Required task: Type out the records that follow, exactly as given.

Task data:
######

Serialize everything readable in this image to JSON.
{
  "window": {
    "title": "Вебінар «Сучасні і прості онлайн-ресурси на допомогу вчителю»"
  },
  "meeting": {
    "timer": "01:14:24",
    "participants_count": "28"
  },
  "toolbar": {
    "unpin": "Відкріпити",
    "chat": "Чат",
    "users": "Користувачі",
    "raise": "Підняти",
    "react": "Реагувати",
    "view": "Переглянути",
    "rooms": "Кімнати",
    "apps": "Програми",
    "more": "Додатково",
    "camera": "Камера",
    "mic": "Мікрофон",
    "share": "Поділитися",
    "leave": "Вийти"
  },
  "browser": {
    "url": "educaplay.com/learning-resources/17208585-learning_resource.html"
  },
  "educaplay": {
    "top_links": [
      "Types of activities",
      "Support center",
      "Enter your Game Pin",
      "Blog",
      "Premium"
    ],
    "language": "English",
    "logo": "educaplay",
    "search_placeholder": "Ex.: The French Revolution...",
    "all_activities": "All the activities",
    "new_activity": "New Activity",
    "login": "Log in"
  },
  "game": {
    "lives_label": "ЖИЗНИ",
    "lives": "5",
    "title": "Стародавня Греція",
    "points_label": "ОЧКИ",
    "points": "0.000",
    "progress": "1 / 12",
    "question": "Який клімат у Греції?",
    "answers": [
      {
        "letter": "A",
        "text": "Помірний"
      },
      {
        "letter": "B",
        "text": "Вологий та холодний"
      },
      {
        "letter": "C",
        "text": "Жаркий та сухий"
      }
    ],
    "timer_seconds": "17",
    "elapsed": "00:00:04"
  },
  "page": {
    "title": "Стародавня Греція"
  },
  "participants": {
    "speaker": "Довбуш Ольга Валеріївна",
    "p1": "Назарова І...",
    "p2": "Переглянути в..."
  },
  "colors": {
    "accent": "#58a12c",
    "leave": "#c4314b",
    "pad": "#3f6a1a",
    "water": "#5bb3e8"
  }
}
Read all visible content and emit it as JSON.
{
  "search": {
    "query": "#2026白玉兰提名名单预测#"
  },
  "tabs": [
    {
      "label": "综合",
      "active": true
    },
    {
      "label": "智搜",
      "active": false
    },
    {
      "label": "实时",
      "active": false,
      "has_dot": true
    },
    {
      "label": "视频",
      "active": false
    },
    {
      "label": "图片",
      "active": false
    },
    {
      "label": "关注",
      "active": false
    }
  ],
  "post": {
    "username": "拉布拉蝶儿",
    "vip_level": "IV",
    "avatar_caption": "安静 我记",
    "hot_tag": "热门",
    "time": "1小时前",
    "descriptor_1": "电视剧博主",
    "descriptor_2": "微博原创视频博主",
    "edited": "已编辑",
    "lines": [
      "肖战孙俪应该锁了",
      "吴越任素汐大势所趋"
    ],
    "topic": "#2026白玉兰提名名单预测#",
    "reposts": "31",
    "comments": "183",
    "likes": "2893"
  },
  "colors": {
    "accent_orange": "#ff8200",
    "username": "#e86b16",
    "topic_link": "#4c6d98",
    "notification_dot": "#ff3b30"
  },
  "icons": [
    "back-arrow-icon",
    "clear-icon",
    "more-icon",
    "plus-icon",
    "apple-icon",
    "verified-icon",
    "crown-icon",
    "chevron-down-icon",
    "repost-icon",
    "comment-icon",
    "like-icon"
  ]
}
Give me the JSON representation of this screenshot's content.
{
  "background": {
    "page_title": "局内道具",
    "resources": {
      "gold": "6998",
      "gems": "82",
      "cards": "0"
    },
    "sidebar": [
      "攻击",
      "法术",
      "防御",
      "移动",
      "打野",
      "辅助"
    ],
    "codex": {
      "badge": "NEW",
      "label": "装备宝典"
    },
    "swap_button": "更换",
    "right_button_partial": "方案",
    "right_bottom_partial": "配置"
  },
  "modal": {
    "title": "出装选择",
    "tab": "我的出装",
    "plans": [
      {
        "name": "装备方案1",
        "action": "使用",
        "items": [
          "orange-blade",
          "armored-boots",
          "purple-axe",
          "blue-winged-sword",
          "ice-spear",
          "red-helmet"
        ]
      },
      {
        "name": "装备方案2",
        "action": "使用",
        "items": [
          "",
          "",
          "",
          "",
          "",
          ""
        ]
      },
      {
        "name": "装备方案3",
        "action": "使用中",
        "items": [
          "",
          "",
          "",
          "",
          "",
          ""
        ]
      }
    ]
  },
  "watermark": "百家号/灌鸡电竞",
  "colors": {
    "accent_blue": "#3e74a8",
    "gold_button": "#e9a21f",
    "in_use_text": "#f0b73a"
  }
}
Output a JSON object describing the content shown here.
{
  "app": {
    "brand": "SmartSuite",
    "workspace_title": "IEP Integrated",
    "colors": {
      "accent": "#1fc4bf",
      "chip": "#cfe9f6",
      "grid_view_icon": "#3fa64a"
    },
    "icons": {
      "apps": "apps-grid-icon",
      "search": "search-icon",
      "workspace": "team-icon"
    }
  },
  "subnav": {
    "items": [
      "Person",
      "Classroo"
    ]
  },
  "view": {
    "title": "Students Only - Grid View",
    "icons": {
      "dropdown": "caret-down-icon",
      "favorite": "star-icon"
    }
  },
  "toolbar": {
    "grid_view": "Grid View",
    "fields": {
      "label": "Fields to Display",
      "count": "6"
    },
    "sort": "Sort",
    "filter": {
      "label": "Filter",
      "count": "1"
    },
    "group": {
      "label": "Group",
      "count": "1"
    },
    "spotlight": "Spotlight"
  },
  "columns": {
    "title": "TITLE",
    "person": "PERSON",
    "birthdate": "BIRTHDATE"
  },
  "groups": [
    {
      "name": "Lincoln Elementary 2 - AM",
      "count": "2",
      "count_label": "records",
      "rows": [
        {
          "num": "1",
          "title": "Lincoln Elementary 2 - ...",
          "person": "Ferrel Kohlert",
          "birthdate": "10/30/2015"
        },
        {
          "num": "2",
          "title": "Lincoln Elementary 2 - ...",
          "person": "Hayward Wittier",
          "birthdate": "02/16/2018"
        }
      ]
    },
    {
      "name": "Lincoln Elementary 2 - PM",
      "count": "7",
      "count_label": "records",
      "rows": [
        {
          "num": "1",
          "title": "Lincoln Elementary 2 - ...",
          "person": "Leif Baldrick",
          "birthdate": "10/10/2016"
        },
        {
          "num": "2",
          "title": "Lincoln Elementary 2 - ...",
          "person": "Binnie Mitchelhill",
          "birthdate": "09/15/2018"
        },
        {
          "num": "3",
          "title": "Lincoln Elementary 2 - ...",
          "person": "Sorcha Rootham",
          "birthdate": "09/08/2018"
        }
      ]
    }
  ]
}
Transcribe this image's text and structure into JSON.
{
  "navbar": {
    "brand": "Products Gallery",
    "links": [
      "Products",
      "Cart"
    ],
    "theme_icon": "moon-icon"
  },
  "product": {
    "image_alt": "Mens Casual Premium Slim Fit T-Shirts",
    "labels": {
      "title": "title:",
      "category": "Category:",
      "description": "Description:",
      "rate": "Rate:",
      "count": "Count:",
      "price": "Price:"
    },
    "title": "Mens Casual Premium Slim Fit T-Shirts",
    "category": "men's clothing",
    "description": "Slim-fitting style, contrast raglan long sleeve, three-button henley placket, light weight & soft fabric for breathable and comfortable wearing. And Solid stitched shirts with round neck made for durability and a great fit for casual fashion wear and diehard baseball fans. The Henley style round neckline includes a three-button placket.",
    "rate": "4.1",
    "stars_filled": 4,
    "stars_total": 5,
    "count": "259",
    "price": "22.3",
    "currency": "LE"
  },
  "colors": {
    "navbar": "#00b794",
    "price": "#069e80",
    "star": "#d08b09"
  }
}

######

Response to the task:
Serialize everything readable in this image to JSON.
{
  "window": {
    "title": "Вебінар «Сучасні і прості онлайн-ресурси на допомогу вчителю»"
  },
  "meeting": {
    "timer": "01:14:24",
    "participants_count": "28"
  },
  "toolbar": {
    "unpin": "Відкріпити",
    "chat": "Чат",
    "users": "Користувачі",
    "raise": "Підняти",
    "react": "Реагувати",
    "view": "Переглянути",
    "rooms": "Кімнати",
    "apps": "Програми",
    "more": "Додатково",
    "camera": "Камера",
    "mic": "Мікрофон",
    "share": "Поділитися",
    "leave": "Вийти"
  },
  "browser": {
    "url": "educaplay.com/learning-resources/17208585-learning_resource.html"
  },
  "educaplay": {
    "top_links": [
      "Types of activities",
      "Support center",
      "Enter your Game Pin",
      "Blog",
      "Premium"
    ],
    "language": "English",
    "logo": "educaplay",
    "search_placeholder": "Ex.: The French Revolution...",
    "all_activities": "All the activities",
    "new_activity": "New Activity",
    "login": "Log in"
  },
  "game": {
    "lives_label": "ЖИЗНИ",
    "lives": "5",
    "title": "Стародавня Греція",
    "points_label": "ОЧКИ",
    "points": "0.000",
    "progress": "1 / 12",
    "question": "Який клімат у Греції?",
    "answers": [
      {
        "letter": "A",
        "text": "Помірний"
      },
      {
        "letter": "B",
        "text": "Вологий та холодний"
      },
      {
        "letter": "C",
        "text": "Жаркий та сухий"
      }
    ],
    "timer_seconds": "17",
    "elapsed": "00:00:04"
  },
  "page": {
    "title": "Стародавня Греція"
  },
  "participants": {
    "speaker": "Довбуш Ольга Валеріївна",
    "p1": "Назарова І...",
    "p2": "Переглянути в..."
  },
  "colors": {
    "accent": "#58a12c",
    "leave": "#c4314b",
    "pad": "#3f6a1a",
    "water": "#5bb3e8"
  }
}
Read all visible content and emit it as JSON.
{
  "search": {
    "query": "#2026白玉兰提名名单预测#"
  },
  "tabs": [
    {
      "label": "综合",
      "active": true
    },
    {
      "label": "智搜",
      "active": false
    },
    {
      "label": "实时",
      "active": false,
      "has_dot": true
    },
    {
      "label": "视频",
      "active": false
    },
    {
      "label": "图片",
      "active": false
    },
    {
      "label": "关注",
      "active": false
    }
  ],
  "post": {
    "username": "拉布拉蝶儿",
    "vip_level": "IV",
    "avatar_caption": "安静 我记",
    "hot_tag": "热门",
    "time": "1小时前",
    "descriptor_1": "电视剧博主",
    "descriptor_2": "微博原创视频博主",
    "edited": "已编辑",
    "lines": [
      "肖战孙俪应该锁了",
      "吴越任素汐大势所趋"
    ],
    "topic": "#2026白玉兰提名名单预测#",
    "reposts": "31",
    "comments": "183",
    "likes": "2893"
  },
  "colors": {
    "accent_orange": "#ff8200",
    "username": "#e86b16",
    "topic_link": "#4c6d98",
    "notification_dot": "#ff3b30"
  },
  "icons": [
    "back-arrow-icon",
    "clear-icon",
    "more-icon",
    "plus-icon",
    "apple-icon",
    "verified-icon",
    "crown-icon",
    "chevron-down-icon",
    "repost-icon",
    "comment-icon",
    "like-icon"
  ]
}
Give me the JSON representation of this screenshot's content.
{
  "background": {
    "page_title": "局内道具",
    "resources": {
      "gold": "6998",
      "gems": "82",
      "cards": "0"
    },
    "sidebar": [
      "攻击",
      "法术",
      "防御",
      "移动",
      "打野",
      "辅助"
    ],
    "codex": {
      "badge": "NEW",
      "label": "装备宝典"
    },
    "swap_button": "更换",
    "right_button_partial": "方案",
    "right_bottom_partial": "配置"
  },
  "modal": {
    "title": "出装选择",
    "tab": "我的出装",
    "plans": [
      {
        "name": "装备方案1",
        "action": "使用",
        "items": [
          "orange-blade",
          "armored-boots",
          "purple-axe",
          "blue-winged-sword",
          "ice-spear",
          "red-helmet"
        ]
      },
      {
        "name": "装备方案2",
        "action": "使用",
        "items": [
          "",
          "",
          "",
          "",
          "",
          ""
        ]
      },
      {
        "name": "装备方案3",
        "action": "使用中",
        "items": [
          "",
          "",
          "",
          "",
          "",
          ""
        ]
      }
    ]
  },
  "watermark": "百家号/灌鸡电竞",
  "colors": {
    "accent_blue": "#3e74a8",
    "gold_button": "#e9a21f",
    "in_use_text": "#f0b73a"
  }
}
Output a JSON object describing the content shown here.
{
  "app": {
    "brand": "SmartSuite",
    "workspace_title": "IEP Integrated",
    "colors": {
      "accent": "#1fc4bf",
      "chip": "#cfe9f6",
      "grid_view_icon": "#3fa64a"
    },
    "icons": {
      "apps": "apps-grid-icon",
      "search": "search-icon",
      "workspace": "team-icon"
    }
  },
  "subnav": {
    "items": [
      "Person",
      "Classroo"
    ]
  },
  "view": {
    "title": "Students Only - Grid View",
    "icons": {
      "dropdown": "caret-down-icon",
      "favorite": "star-icon"
    }
  },
  "toolbar": {
    "grid_view": "Grid View",
    "fields": {
      "label": "Fields to Display",
      "count": "6"
    },
    "sort": "Sort",
    "filter": {
      "label": "Filter",
      "count": "1"
    },
    "group": {
      "label": "Group",
      "count": "1"
    },
    "spotlight": "Spotlight"
  },
  "columns": {
    "title": "TITLE",
    "person": "PERSON",
    "birthdate": "BIRTHDATE"
  },
  "groups": [
    {
      "name": "Lincoln Elementary 2 - AM",
      "count": "2",
      "count_label": "records",
      "rows": [
        {
          "num": "1",
          "title": "Lincoln Elementary 2 - ...",
          "person": "Ferrel Kohlert",
          "birthdate": "10/30/2015"
        },
        {
          "num": "2",
          "title": "Lincoln Elementary 2 - ...",
          "person": "Hayward Wittier",
          "birthdate": "02/16/2018"
        }
      ]
    },
    {
      "name": "Lincoln Elementary 2 - PM",
      "count": "7",
      "count_label": "records",
      "rows": [
        {
          "num": "1",
          "title": "Lincoln Elementary 2 - ...",
          "person": "Leif Baldrick",
          "birthdate": "10/10/2016"
        },
        {
          "num": "2",
          "title": "Lincoln Elementary 2 - ...",
          "person": "Binnie Mitchelhill",
          "birthdate": "09/15/2018"
        },
        {
          "num": "3",
          "title": "Lincoln Elementary 2 - ...",
          "person": "Sorcha Rootham",
          "birthdate": "09/08/2018"
        }
      ]
    }
  ]
}
Transcribe this image's text and structure into JSON.
{
  "navbar": {
    "brand": "Products Gallery",
    "links": [
      "Products",
      "Cart"
    ],
    "theme_icon": "moon-icon"
  },
  "product": {
    "image_alt": "Mens Casual Premium Slim Fit T-Shirts",
    "labels": {
      "title": "title:",
      "category": "Category:",
      "description": "Description:",
      "rate": "Rate:",
      "count": "Count:",
      "price": "Price:"
    },
    "title": "Mens Casual Premium Slim Fit T-Shirts",
    "category": "men's clothing",
    "description": "Slim-fitting style, contrast raglan long sleeve, three-button henley placket, light weight & soft fabric for breathable and comfortable wearing. And Solid stitched shirts with round neck made for durability and a great fit for casual fashion wear and diehard baseball fans. The Henley style round neckline includes a three-button placket.",
    "rate": "4.1",
    "stars_filled": 4,
    "stars_total": 5,
    "count": "259",
    "price": "22.3",
    "currency": "LE"
  },
  "colors": {
    "navbar": "#00b794",
    "price": "#069e80",
    "star": "#d08b09"
  }
}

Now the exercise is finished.